-- EXCERPTED RECORDS --
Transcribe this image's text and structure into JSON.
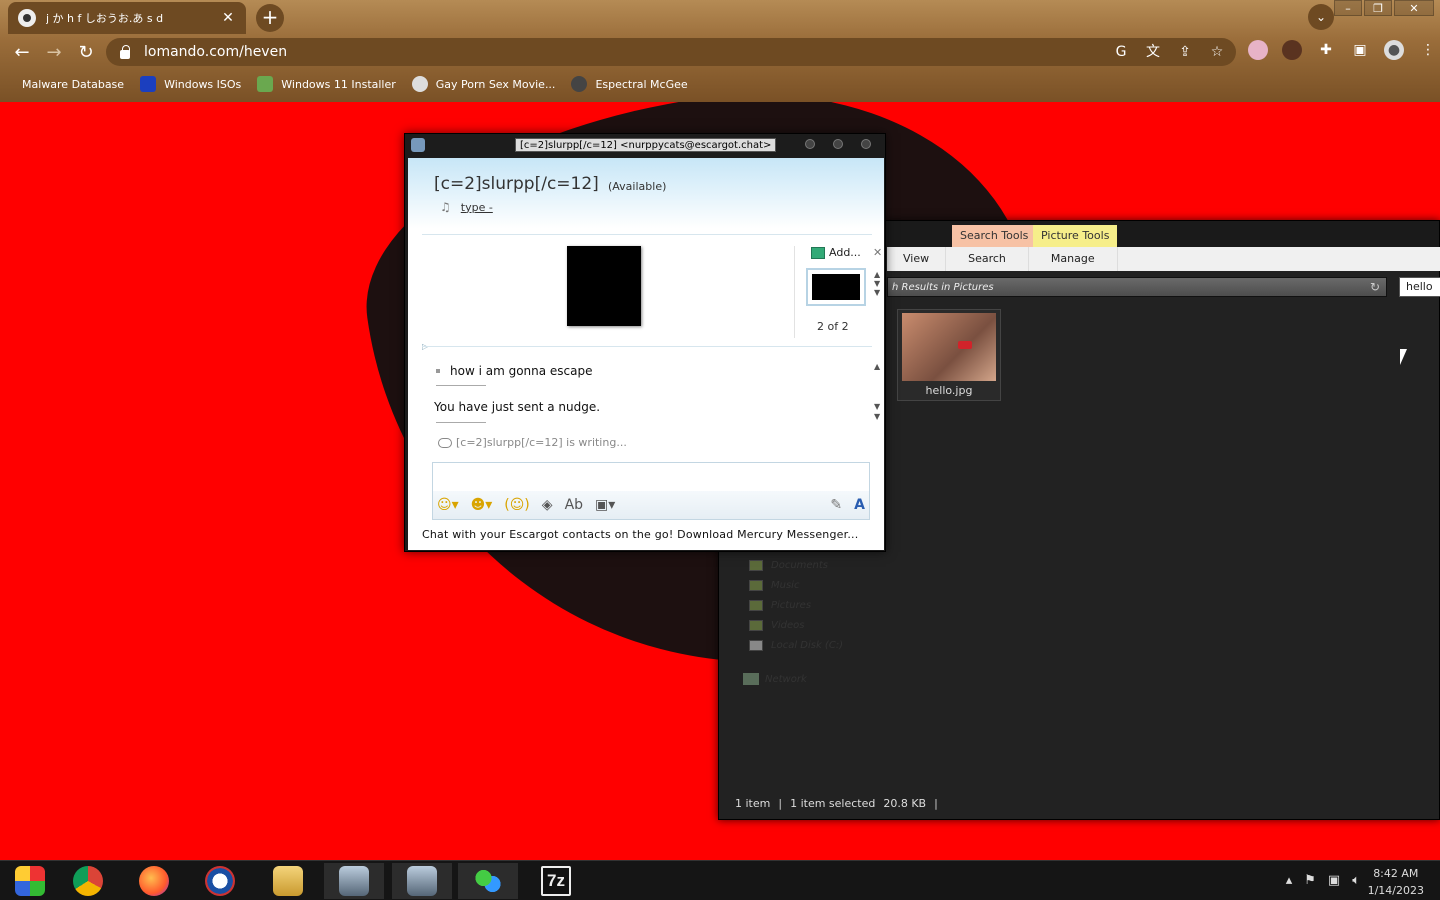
{
  "browser": {
    "tab_title": "j か h f しおうお.あ s d",
    "tab_close": "✕",
    "new_tab": "+",
    "url": "lomando.com/heven",
    "bookmarks": [
      {
        "label": "Malware Database",
        "color": "#7a5126"
      },
      {
        "label": "Windows ISOs",
        "color": "#1b3fbf"
      },
      {
        "label": "Windows 11 Installer",
        "color": "#6aa84f"
      },
      {
        "label": "Gay Porn Sex Movie...",
        "color": "#dddddd"
      },
      {
        "label": "Espectral McGee",
        "color": "#444444"
      }
    ]
  },
  "explorer": {
    "context_tabs": {
      "search_tools": "Search Tools",
      "picture_tools": "Picture Tools"
    },
    "ribbon": {
      "view": "View",
      "search": "Search",
      "manage": "Manage"
    },
    "address": "h Results in Pictures",
    "search_value": "hello",
    "file": {
      "name": "hello.jpg"
    },
    "nav": [
      "Documents",
      "Music",
      "Pictures",
      "Videos",
      "Local Disk (C:)"
    ],
    "network": "Network",
    "status": {
      "items": "1 item",
      "selected": "1 item selected",
      "size": "20.8 KB"
    }
  },
  "messenger": {
    "window_title": "[c=2]slurpp[/c=12] <nurppycats@escargot.chat>",
    "contact_name": "[c=2]slurpp[/c=12]",
    "contact_status": "(Available)",
    "psm": "type -",
    "add_label": "Add...",
    "pic_counter": "2 of 2",
    "messages": [
      "how i am gonna escape",
      "You have just sent a nudge."
    ],
    "typing": "[c=2]slurpp[/c=12] is writing...",
    "ad": "Chat with your Escargot contacts on the go! Download Mercury Messenger..."
  },
  "taskbar": {
    "apps": [
      "start",
      "chrome",
      "firefox",
      "opera",
      "explorer",
      "network-tool",
      "network-tool-2",
      "messenger",
      "7zip"
    ],
    "clock_time": "8:42 AM",
    "clock_date": "1/14/2023",
    "seven_zip_label": "7z"
  },
  "colors": {
    "desktop": "#ff0000",
    "chrome_accent": "#7a5126",
    "ctx_search": "#f7c2a5",
    "ctx_picture": "#f6ee8a"
  }
}
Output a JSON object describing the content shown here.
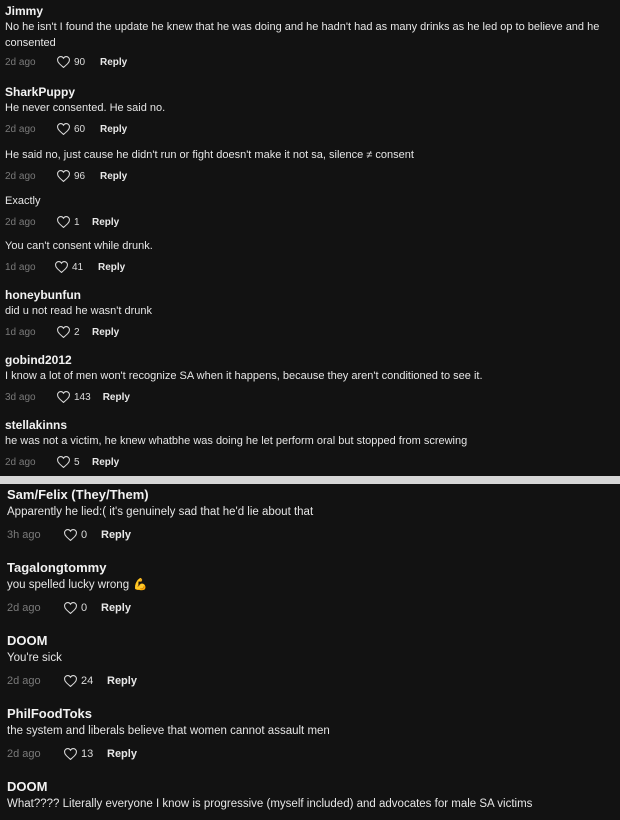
{
  "colors": {
    "background": "#121212",
    "divider": "#d6d6d6",
    "username": "#f2f2f2",
    "timestamp": "#7a7a7a"
  },
  "reply_label": "Reply",
  "top_comments": [
    {
      "username": "Jimmy",
      "text": "No he isn't I found the update he knew that he was doing and he hadn't had as many drinks as he led op to believe and he consented",
      "time": "2d ago",
      "likes": "90"
    },
    {
      "username": "SharkPuppy",
      "text": "He never consented. He said no.",
      "time": "2d ago",
      "likes": "60"
    },
    {
      "username": "",
      "text": "He said no, just cause he didn't run or fight doesn't make it not sa, silence ≠ consent",
      "time": "2d ago",
      "likes": "96"
    },
    {
      "username": "",
      "text": "Exactly",
      "time": "2d ago",
      "likes": "1"
    },
    {
      "username": "",
      "text": "You can't consent while drunk.",
      "time": "1d ago",
      "likes": "41"
    },
    {
      "username": "honeybunfun",
      "text": "did u not read he wasn't drunk",
      "time": "1d ago",
      "likes": "2"
    },
    {
      "username": "gobind2012",
      "text": "I know a lot of men won't recognize SA when it happens, because they aren't conditioned to see it.",
      "time": "3d ago",
      "likes": "143"
    },
    {
      "username": "stellakinns",
      "text": "he was not a victim, he knew whatbhe was doing he let perform oral but stopped from screwing",
      "time": "2d ago",
      "likes": "5"
    }
  ],
  "bottom_comments": [
    {
      "username": "Sam/Felix (They/Them)",
      "text": "Apparently he lied:( it's genuinely sad that he'd lie about that",
      "time": "3h ago",
      "likes": "0"
    },
    {
      "username": "Tagalongtommy",
      "text": "you spelled lucky wrong",
      "emoji": "💪",
      "time": "2d ago",
      "likes": "0"
    },
    {
      "username": "DOOM",
      "text": "You're sick",
      "time": "2d ago",
      "likes": "24"
    },
    {
      "username": "PhilFoodToks",
      "text": "the system and liberals believe that women cannot assault men",
      "time": "2d ago",
      "likes": "13"
    },
    {
      "username": "DOOM",
      "text": "What???? Literally everyone I know is progressive (myself included) and advocates for male SA victims"
    }
  ]
}
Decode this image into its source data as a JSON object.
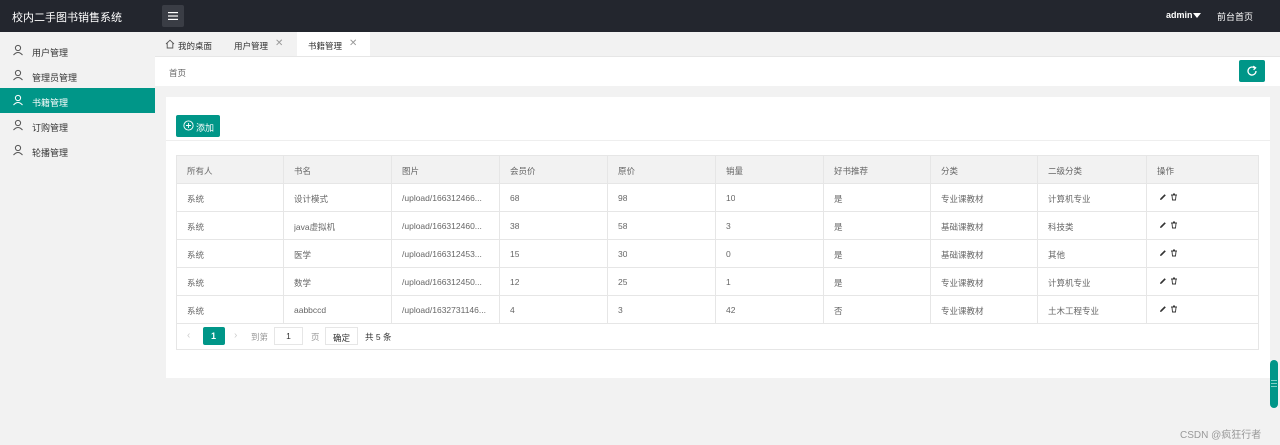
{
  "header": {
    "title": "校内二手图书销售系统",
    "user": "admin",
    "front_link": "前台首页"
  },
  "sidebar": {
    "items": [
      {
        "label": "用户管理"
      },
      {
        "label": "管理员管理"
      },
      {
        "label": "书籍管理",
        "active": true
      },
      {
        "label": "订购管理"
      },
      {
        "label": "轮播管理"
      }
    ]
  },
  "tabs": [
    {
      "label": "我的桌面"
    },
    {
      "label": "用户管理"
    },
    {
      "label": "书籍管理",
      "active": true
    }
  ],
  "breadcrumb": "首页",
  "toolbar": {
    "add_label": "添加"
  },
  "table": {
    "columns": [
      "所有人",
      "书名",
      "图片",
      "会员价",
      "原价",
      "销量",
      "好书推荐",
      "分类",
      "二级分类",
      "操作"
    ],
    "rows": [
      [
        "系统",
        "设计模式",
        "/upload/166312466...",
        "68",
        "98",
        "10",
        "是",
        "专业课教材",
        "计算机专业"
      ],
      [
        "系统",
        "java虚拟机",
        "/upload/166312460...",
        "38",
        "58",
        "3",
        "是",
        "基础课教材",
        "科技类"
      ],
      [
        "系统",
        "医学",
        "/upload/166312453...",
        "15",
        "30",
        "0",
        "是",
        "基础课教材",
        "其他"
      ],
      [
        "系统",
        "数学",
        "/upload/166312450...",
        "12",
        "25",
        "1",
        "是",
        "专业课教材",
        "计算机专业"
      ],
      [
        "系统",
        "aabbccd",
        "/upload/1632731146...",
        "4",
        "3",
        "42",
        "否",
        "专业课教材",
        "土木工程专业"
      ]
    ]
  },
  "pager": {
    "current": "1",
    "goto_label": "到第",
    "goto_value": "1",
    "page_label": "页",
    "confirm_label": "确定",
    "total": "共 5 条"
  },
  "watermark": "CSDN @疯狂行者",
  "colors": {
    "accent": "#009688",
    "header_bg": "#23262e"
  }
}
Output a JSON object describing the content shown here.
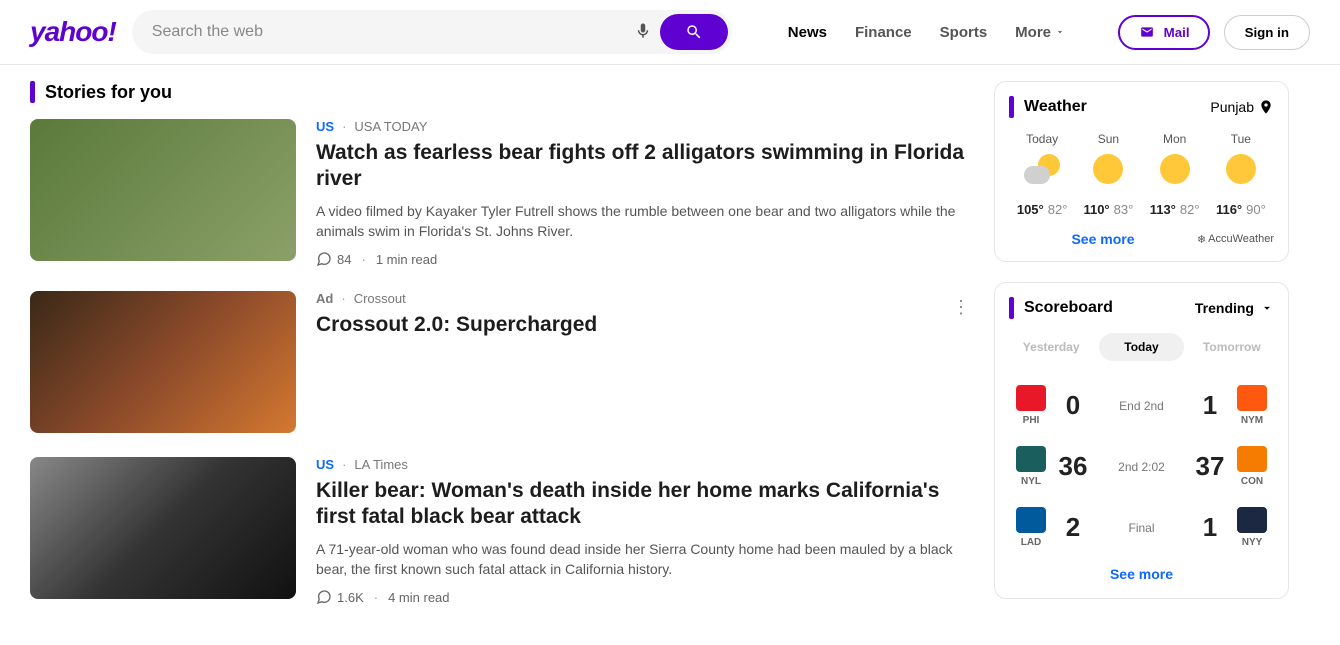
{
  "header": {
    "logo": "yahoo!",
    "search_placeholder": "Search the web",
    "nav": {
      "news": "News",
      "finance": "Finance",
      "sports": "Sports",
      "more": "More"
    },
    "mail": "Mail",
    "signin": "Sign in"
  },
  "stories": {
    "title": "Stories for you",
    "items": [
      {
        "cat": "US",
        "source": "USA TODAY",
        "title": "Watch as fearless bear fights off 2 alligators swimming in Florida river",
        "desc": "A video filmed by Kayaker Tyler Futrell shows the rumble between one bear and two alligators while the animals swim in Florida's St. Johns River.",
        "comments": "84",
        "read": "1 min read"
      },
      {
        "cat": "Ad",
        "source": "Crossout",
        "title": "Crossout 2.0: Supercharged"
      },
      {
        "cat": "US",
        "source": "LA Times",
        "title": "Killer bear: Woman's death inside her home marks California's first fatal black bear attack",
        "desc": "A 71-year-old woman who was found dead inside her Sierra County home had been mauled by a black bear, the first known such fatal attack in California history.",
        "comments": "1.6K",
        "read": "4 min read"
      }
    ]
  },
  "weather": {
    "title": "Weather",
    "location": "Punjab",
    "days": [
      {
        "name": "Today",
        "hi": "105°",
        "lo": "82°",
        "icon": "cloudy"
      },
      {
        "name": "Sun",
        "hi": "110°",
        "lo": "83°",
        "icon": "sun"
      },
      {
        "name": "Mon",
        "hi": "113°",
        "lo": "82°",
        "icon": "sun"
      },
      {
        "name": "Tue",
        "hi": "116°",
        "lo": "90°",
        "icon": "sun"
      }
    ],
    "see_more": "See more",
    "provider": "AccuWeather"
  },
  "scoreboard": {
    "title": "Scoreboard",
    "filter": "Trending",
    "tabs": {
      "yesterday": "Yesterday",
      "today": "Today",
      "tomorrow": "Tomorrow"
    },
    "games": [
      {
        "t1": "PHI",
        "s1": "0",
        "status": "End 2nd",
        "s2": "1",
        "t2": "NYM",
        "l1": "logo-phi",
        "l2": "logo-nym"
      },
      {
        "t1": "NYL",
        "s1": "36",
        "status": "2nd 2:02",
        "s2": "37",
        "t2": "CON",
        "l1": "logo-nyl",
        "l2": "logo-con"
      },
      {
        "t1": "LAD",
        "s1": "2",
        "status": "Final",
        "s2": "1",
        "t2": "NYY",
        "l1": "logo-lad",
        "l2": "logo-nyy"
      }
    ],
    "see_more": "See more"
  }
}
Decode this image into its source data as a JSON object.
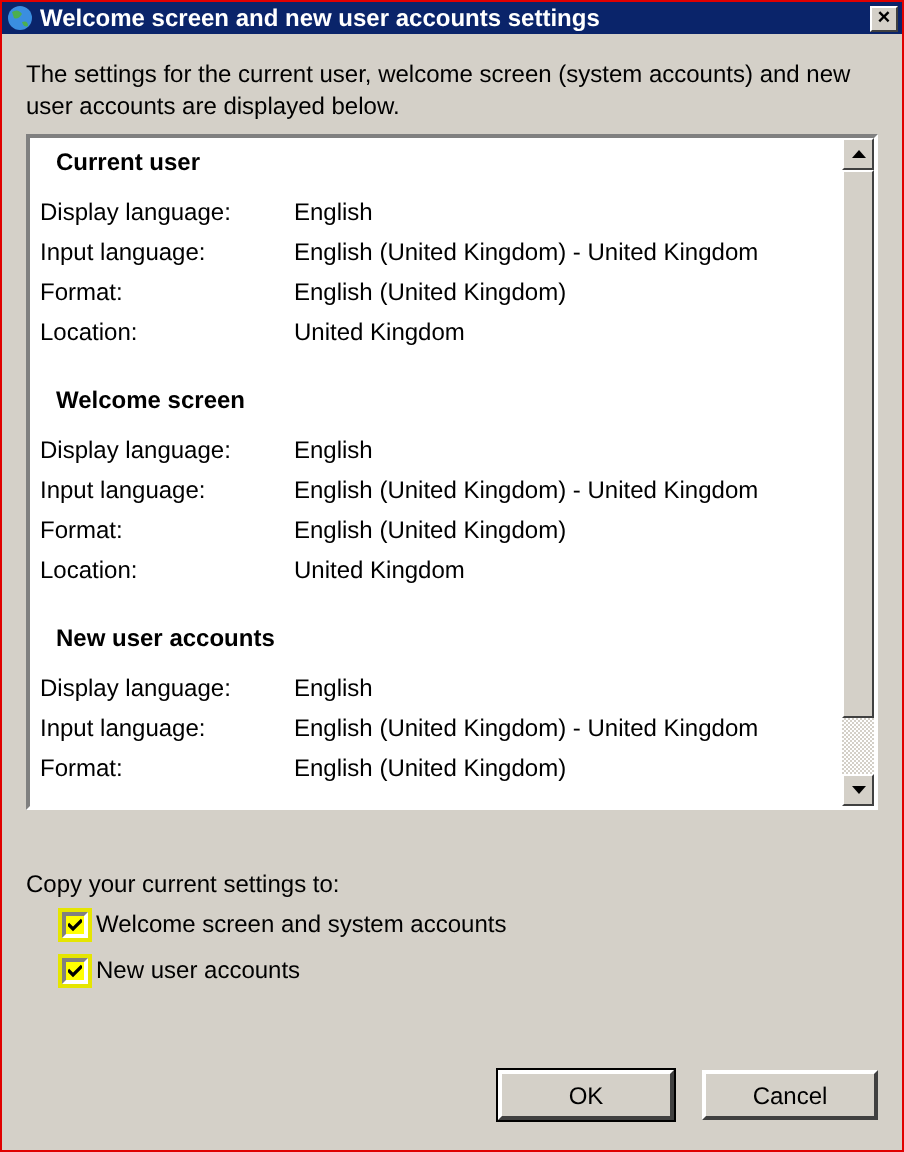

-- YOUR INSTRUCTIONS --
Work out how many lines of the data above contain the string "alligators" and give the number alone.

-- RESPONSE --
2